— START OF ENTRIES —
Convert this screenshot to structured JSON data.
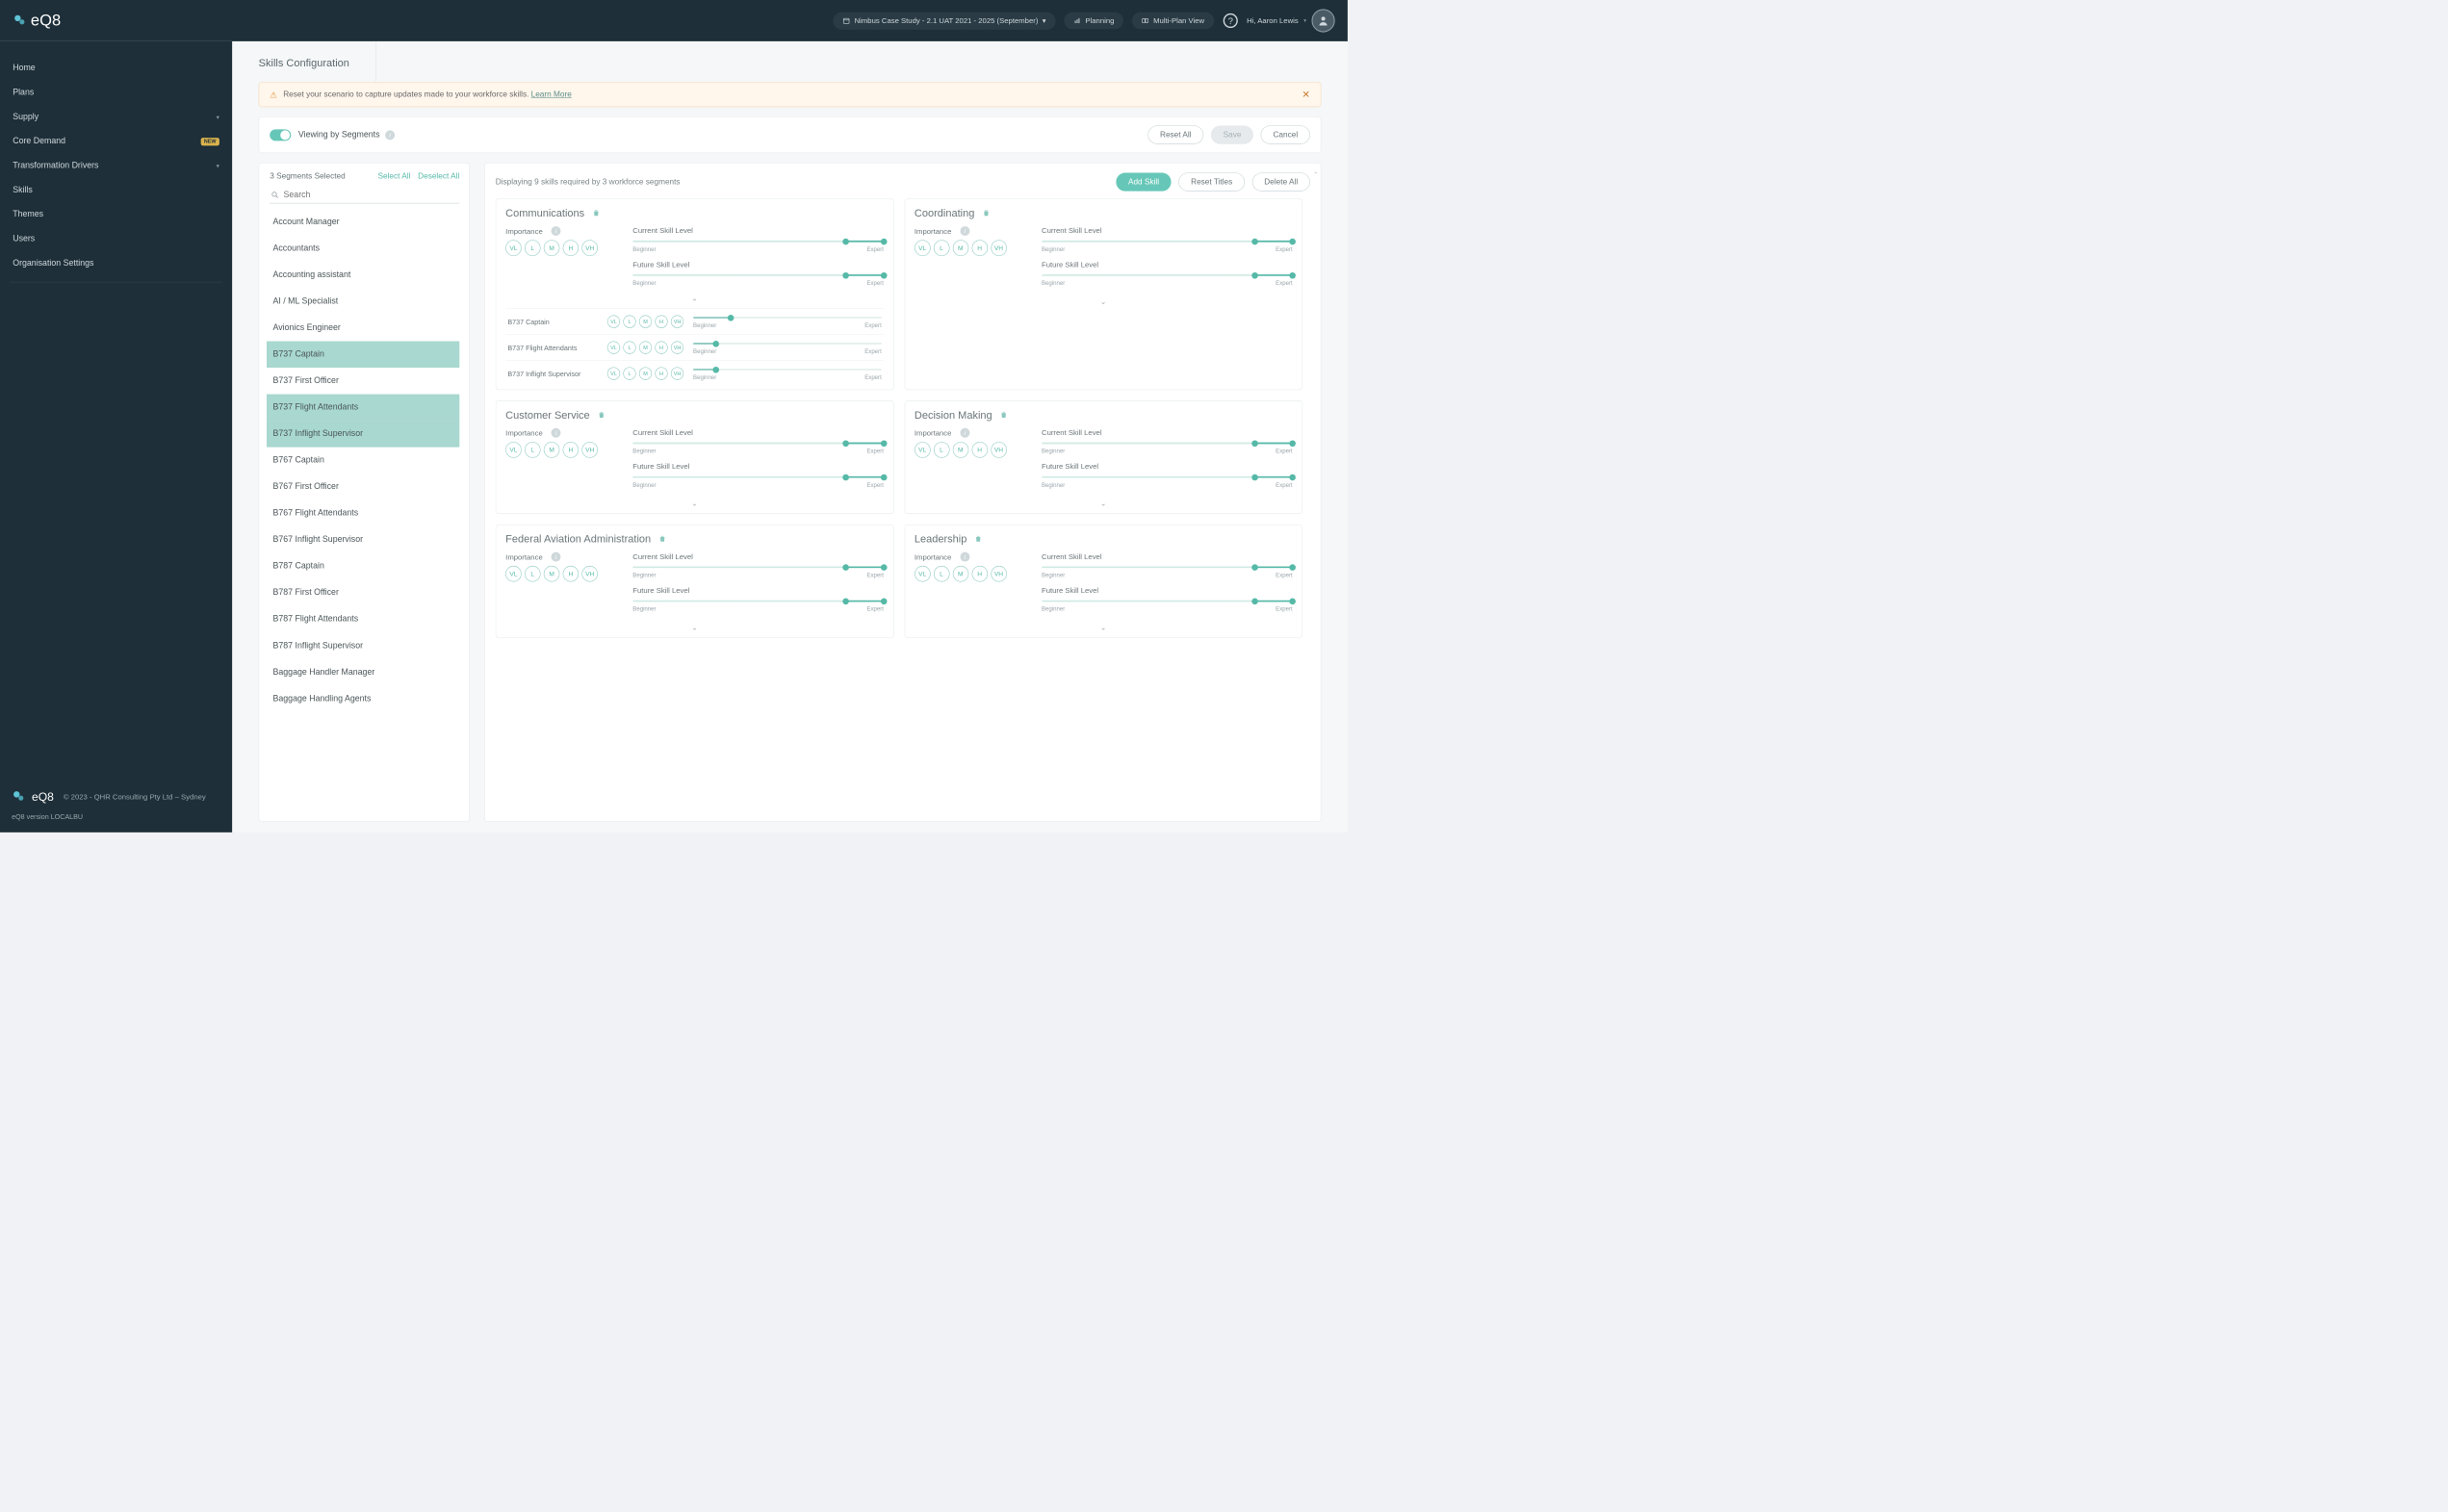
{
  "brand": "eQ8",
  "header": {
    "case_study": "Nimbus Case Study - 2.1 UAT 2021 - 2025 (September)",
    "planning": "Planning",
    "multi": "Multi-Plan View",
    "greeting": "Hi, Aaron Lewis"
  },
  "nav": {
    "items": [
      "Home",
      "Plans",
      "Supply",
      "Core Demand",
      "Transformation Drivers",
      "Skills",
      "Themes",
      "Users",
      "Organisation Settings"
    ],
    "new_badge": "NEW"
  },
  "footer": {
    "copyright": "© 2023 - QHR Consulting Pty Ltd – Sydney",
    "version": "eQ8 version LOCALBU"
  },
  "page_title": "Skills Configuration",
  "alert": {
    "text": "Reset your scenario to capture updates made to your workforce skills.",
    "learn": "Learn More"
  },
  "toolbar": {
    "view_label": "Viewing by Segments",
    "reset_all": "Reset All",
    "save": "Save",
    "cancel": "Cancel"
  },
  "segments": {
    "count_label": "3 Segments Selected",
    "select_all": "Select All",
    "deselect_all": "Deselect All",
    "search_placeholder": "Search",
    "items": [
      {
        "label": "Account Manager",
        "selected": false
      },
      {
        "label": "Accountants",
        "selected": false
      },
      {
        "label": "Accounting assistant",
        "selected": false
      },
      {
        "label": "AI / ML Specialist",
        "selected": false
      },
      {
        "label": "Avionics Engineer",
        "selected": false
      },
      {
        "label": "B737 Captain",
        "selected": true
      },
      {
        "label": "B737 First Officer",
        "selected": false
      },
      {
        "label": "B737 Flight Attendants",
        "selected": true
      },
      {
        "label": "B737 Inflight Supervisor",
        "selected": true
      },
      {
        "label": "B767 Captain",
        "selected": false
      },
      {
        "label": "B767 First Officer",
        "selected": false
      },
      {
        "label": "B767 Flight Attendants",
        "selected": false
      },
      {
        "label": "B767 Inflight Supervisor",
        "selected": false
      },
      {
        "label": "B787 Captain",
        "selected": false
      },
      {
        "label": "B787 First Officer",
        "selected": false
      },
      {
        "label": "B787 Flight Attendants",
        "selected": false
      },
      {
        "label": "B787 Inflight Supervisor",
        "selected": false
      },
      {
        "label": "Baggage Handler Manager",
        "selected": false
      },
      {
        "label": "Baggage Handling Agents",
        "selected": false
      }
    ]
  },
  "right": {
    "summary": "Displaying 9 skills required by 3 workforce segments",
    "add_skill": "Add Skill",
    "reset_titles": "Reset Titles",
    "delete_all": "Delete All",
    "importance_label": "Importance",
    "current_label": "Current Skill Level",
    "future_label": "Future Skill Level",
    "beginner": "Beginner",
    "expert": "Expert",
    "pills": [
      "VL",
      "L",
      "M",
      "H",
      "VH"
    ],
    "skills": [
      {
        "title": "Communications",
        "expanded": true,
        "current": [
          85,
          100
        ],
        "future": [
          85,
          100
        ],
        "details": [
          {
            "name": "B737 Captain",
            "slider": 20
          },
          {
            "name": "B737 Flight Attendants",
            "slider": 12
          },
          {
            "name": "B737 Inflight Supervisor",
            "slider": 12
          }
        ]
      },
      {
        "title": "Coordinating",
        "expanded": false,
        "current": [
          85,
          100
        ],
        "future": [
          85,
          100
        ]
      },
      {
        "title": "Customer Service",
        "expanded": false,
        "current": [
          85,
          100
        ],
        "future": [
          85,
          100
        ]
      },
      {
        "title": "Decision Making",
        "expanded": false,
        "current": [
          85,
          100
        ],
        "future": [
          85,
          100
        ]
      },
      {
        "title": "Federal Aviation Administration",
        "expanded": false,
        "current": [
          85,
          100
        ],
        "future": [
          85,
          100
        ]
      },
      {
        "title": "Leadership",
        "expanded": false,
        "current": [
          85,
          100
        ],
        "future": [
          85,
          100
        ]
      }
    ]
  }
}
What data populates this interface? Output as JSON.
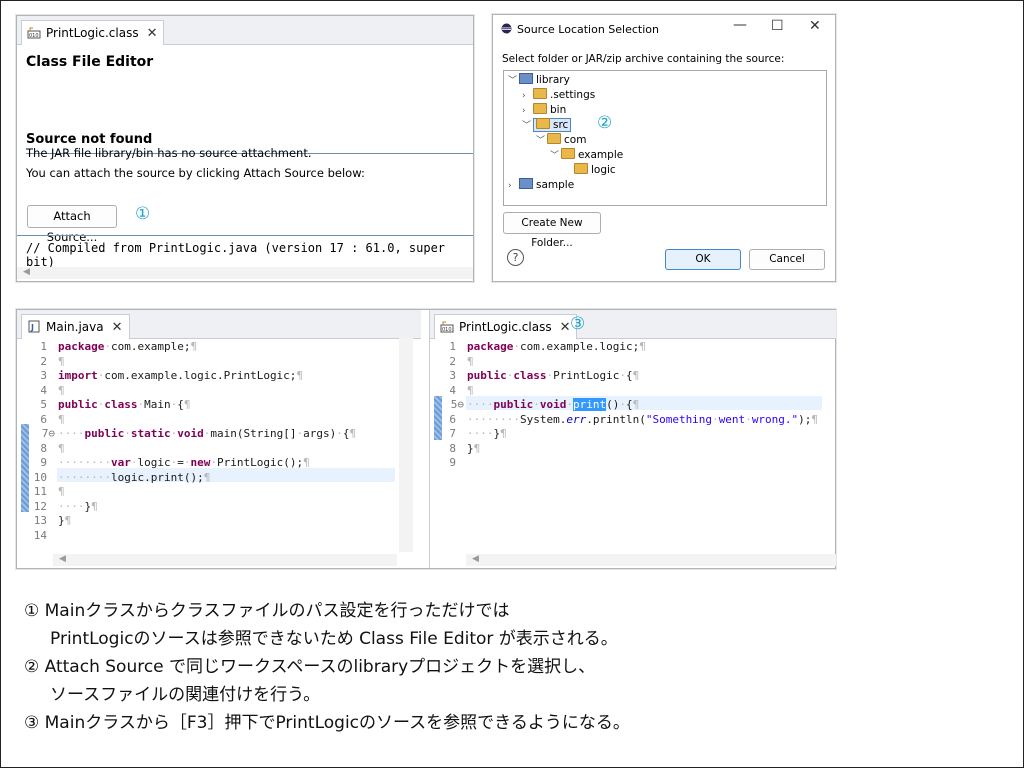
{
  "panel1": {
    "tab_title": "PrintLogic.class",
    "editor_title": "Class File Editor",
    "section_title": "Source not found",
    "line1": "The JAR file library/bin has no source attachment.",
    "line2": "You can attach the source by clicking Attach Source below:",
    "attach_button": "Attach Source...",
    "marker": "①",
    "compiled_comment": "// Compiled from PrintLogic.java (version 17 : 61.0, super bit)"
  },
  "dialog": {
    "title": "Source Location Selection",
    "prompt": "Select folder or JAR/zip archive containing the source:",
    "tree": [
      {
        "label": "library",
        "chev": "v"
      },
      {
        "label": ".settings",
        "chev": ">"
      },
      {
        "label": "bin",
        "chev": ">"
      },
      {
        "label": "src",
        "chev": "v"
      },
      {
        "label": "com",
        "chev": "v"
      },
      {
        "label": "example",
        "chev": "v"
      },
      {
        "label": "logic",
        "chev": ""
      },
      {
        "label": "sample",
        "chev": ">"
      }
    ],
    "marker": "②",
    "new_folder_button": "Create New Folder...",
    "ok_button": "OK",
    "cancel_button": "Cancel",
    "help": "?"
  },
  "editor_main": {
    "tab_title": "Main.java",
    "line_numbers": [
      "1",
      "2",
      "3",
      "4",
      "5",
      "6",
      "7⊖",
      "8",
      "9",
      "10",
      "11",
      "12",
      "13",
      "14"
    ]
  },
  "editor_print": {
    "tab_title": "PrintLogic.class",
    "marker": "③",
    "line_numbers": [
      "1",
      "2",
      "3",
      "4",
      "5⊖",
      "6",
      "7",
      "8",
      "9"
    ]
  },
  "notes": [
    "① Mainクラスからクラスファイルのパス設定を行っただけでは",
    "PrintLogicのソースは参照できないため Class File Editor が表示される。",
    "② Attach Source で同じワークスペースのlibraryプロジェクトを選択し、",
    "ソースファイルの関連付けを行う。",
    "③ Mainクラスから［F3］押下でPrintLogicのソースを参照できるようになる。"
  ],
  "colors": {
    "keyword": "#7f0055",
    "string": "#2a00ff",
    "marker": "#1fa6c9",
    "selection": "#3399ff"
  }
}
— END OF ENTRIES —
*STATED PROBLEM:* Gather up every line in the data above that contains the word "First", copying each one.

*OUTPUT FOR THIS EXERCISE:*
        "label": "B737 First Officer",
        "label": "B767 First Officer",
        "label": "B787 First Officer",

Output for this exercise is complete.